- Dataset entries

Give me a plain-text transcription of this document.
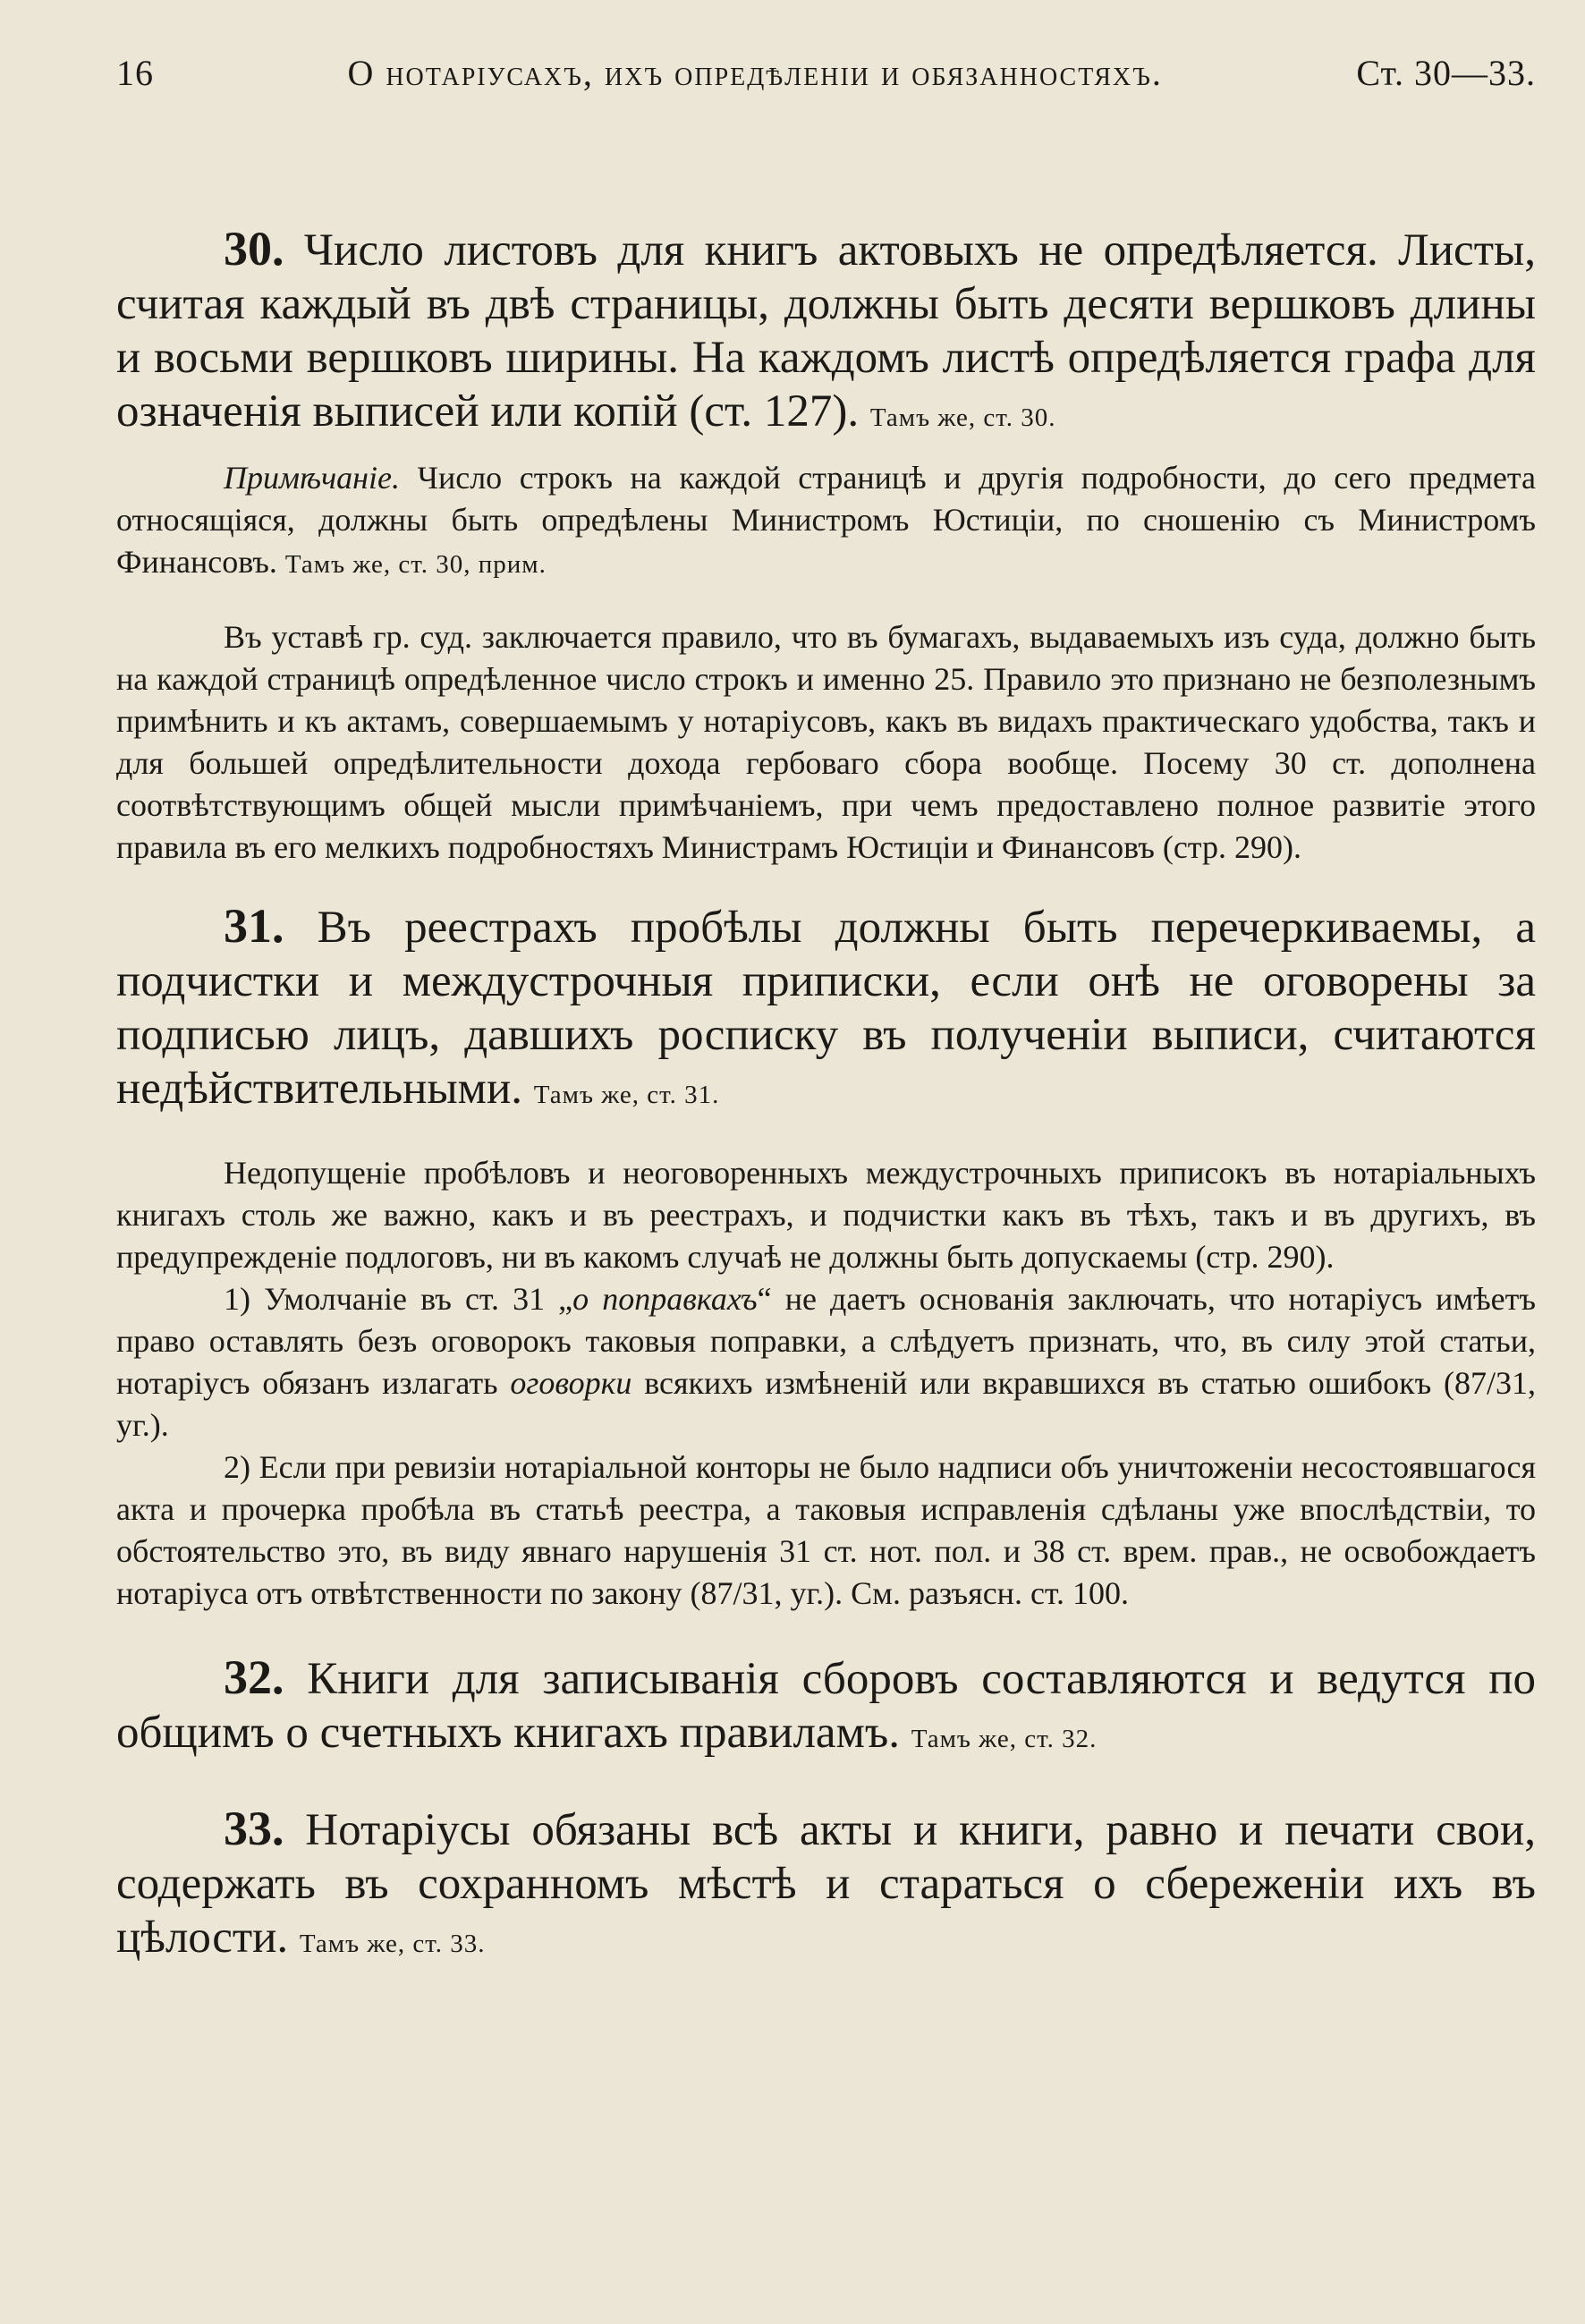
16	О нотаріусахъ, ихъ опредѣленіи и обязанностяхъ.	Ст. 30—33.

30. Число листовъ для книгъ актовыхъ не опредѣляется. Листы, считая каждый въ двѣ страницы, должны быть десяти вершковъ длины и восьми вершковъ ширины. На каждомъ листѣ опредѣляется графа для означенія выписей или копій (ст. 127). Тамъ же, ст. 30.

Примѣчаніе. Число строкъ на каждой страницѣ и другія подробности, до сего предмета относящіяся, должны быть опредѣлены Министромъ Юстиціи, по сношенію съ Министромъ Финансовъ. Тамъ же, ст. 30, прим.

Въ уставѣ гр. суд. заключается правило, что въ бумагахъ, выдаваемыхъ изъ суда, должно быть на каждой страницѣ опредѣленное число строкъ и именно 25. Правило это признано не безполезнымъ примѣнить и къ актамъ, совершаемымъ у нотаріусовъ, какъ въ видахъ практическаго удобства, такъ и для большей опредѣлительности дохода гербоваго сбора вообще. Посему 30 ст. дополнена соотвѣтствующимъ общей мысли примѣчаніемъ, при чемъ предоставлено полное развитіе этого правила въ его мелкихъ подробностяхъ Министрамъ Юстиціи и Финансовъ (стр. 290).

31. Въ реестрахъ пробѣлы должны быть перечеркиваемы, а подчистки и междустрочныя приписки, если онѣ не оговорены за подписью лицъ, давшихъ росписку въ полученіи выписи, считаются недѣйствительными. Тамъ же, ст. 31.

Недопущеніе пробѣловъ и неоговоренныхъ междустрочныхъ приписокъ въ нотаріальныхъ книгахъ столь же важно, какъ и въ реестрахъ, и подчистки какъ въ тѣхъ, такъ и въ другихъ, въ предупрежденіе подлоговъ, ни въ какомъ случаѣ не должны быть допускаемы (стр. 290).

1) Умолчаніе въ ст. 31 „о поправкахъ“ не даетъ основанія заключать, что нотаріусъ имѣетъ право оставлять безъ оговорокъ таковыя поправки, а слѣдуетъ признать, что, въ силу этой статьи, нотаріусъ обязанъ излагать оговорки всякихъ измѣненій или вкравшихся въ статью ошибокъ (87/31, уг.).

2) Если при ревизіи нотаріальной конторы не было надписи объ уничтоженіи несостоявшагося акта и прочерка пробѣла въ статьѣ реестра, а таковыя исправленія сдѣланы уже впослѣдствіи, то обстоятельство это, въ виду явнаго нарушенія 31 ст. нот. пол. и 38 ст. врем. прав., не освобождаетъ нотаріуса отъ отвѣтственности по закону (87/31, уг.). См. разъясн. ст. 100.

32. Книги для записыванія сборовъ составляются и ведутся по общимъ о счетныхъ книгахъ правиламъ. Тамъ же, ст. 32.

33. Нотаріусы обязаны всѣ акты и книги, равно и печати свои, содержать въ сохранномъ мѣстѣ и стараться о сбереженіи ихъ въ цѣлости. Тамъ же, ст. 33.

- Written instruction
Copy out each line word for word, please, skipping the images.

- Solution to the problem
Give me a plain-text transcription of this document.
16	О нотаріусахъ, ихъ опредѣленіи и обязанностяхъ.	Ст. 30—33.

30. Число листовъ для книгъ актовыхъ не опредѣляется. Листы, считая каждый въ двѣ страницы, должны быть десяти вершковъ длины и восьми вершковъ ширины. На каждомъ листѣ опредѣляется графа для означенія выписей или копій (ст. 127). Тамъ же, ст. 30.

Примѣчаніе. Число строкъ на каждой страницѣ и другія подробности, до сего предмета относящіяся, должны быть опредѣлены Министромъ Юстиціи, по сношенію съ Министромъ Финансовъ. Тамъ же, ст. 30, прим.

Въ уставѣ гр. суд. заключается правило, что въ бумагахъ, выдаваемыхъ изъ суда, должно быть на каждой страницѣ опредѣленное число строкъ и именно 25. Правило это признано не безполезнымъ примѣнить и къ актамъ, совершаемымъ у нотаріусовъ, какъ въ видахъ практическаго удобства, такъ и для большей опредѣлительности дохода гербоваго сбора вообще. Посему 30 ст. дополнена соотвѣтствующимъ общей мысли примѣчаніемъ, при чемъ предоставлено полное развитіе этого правила въ его мелкихъ подробностяхъ Министрамъ Юстиціи и Финансовъ (стр. 290).

31. Въ реестрахъ пробѣлы должны быть перечеркиваемы, а подчистки и междустрочныя приписки, если онѣ не оговорены за подписью лицъ, давшихъ росписку въ полученіи выписи, считаются недѣйствительными. Тамъ же, ст. 31.

Недопущеніе пробѣловъ и неоговоренныхъ междустрочныхъ приписокъ въ нотаріальныхъ книгахъ столь же важно, какъ и въ реестрахъ, и подчистки какъ въ тѣхъ, такъ и въ другихъ, въ предупрежденіе подлоговъ, ни въ какомъ случаѣ не должны быть допускаемы (стр. 290).

1) Умолчаніе въ ст. 31 „о поправкахъ“ не даетъ основанія заключать, что нотаріусъ имѣетъ право оставлять безъ оговорокъ таковыя поправки, а слѣдуетъ признать, что, въ силу этой статьи, нотаріусъ обязанъ излагать оговорки всякихъ измѣненій или вкравшихся въ статью ошибокъ (87/31, уг.).

2) Если при ревизіи нотаріальной конторы не было надписи объ уничтоженіи несостоявшагося акта и прочерка пробѣла въ статьѣ реестра, а таковыя исправленія сдѣланы уже впослѣдствіи, то обстоятельство это, въ виду явнаго нарушенія 31 ст. нот. пол. и 38 ст. врем. прав., не освобождаетъ нотаріуса отъ отвѣтственности по закону (87/31, уг.). См. разъясн. ст. 100.

32. Книги для записыванія сборовъ составляются и ведутся по общимъ о счетныхъ книгахъ правиламъ. Тамъ же, ст. 32.

33. Нотаріусы обязаны всѣ акты и книги, равно и печати свои, содержать въ сохранномъ мѣстѣ и стараться о сбереженіи ихъ въ цѣлости. Тамъ же, ст. 33.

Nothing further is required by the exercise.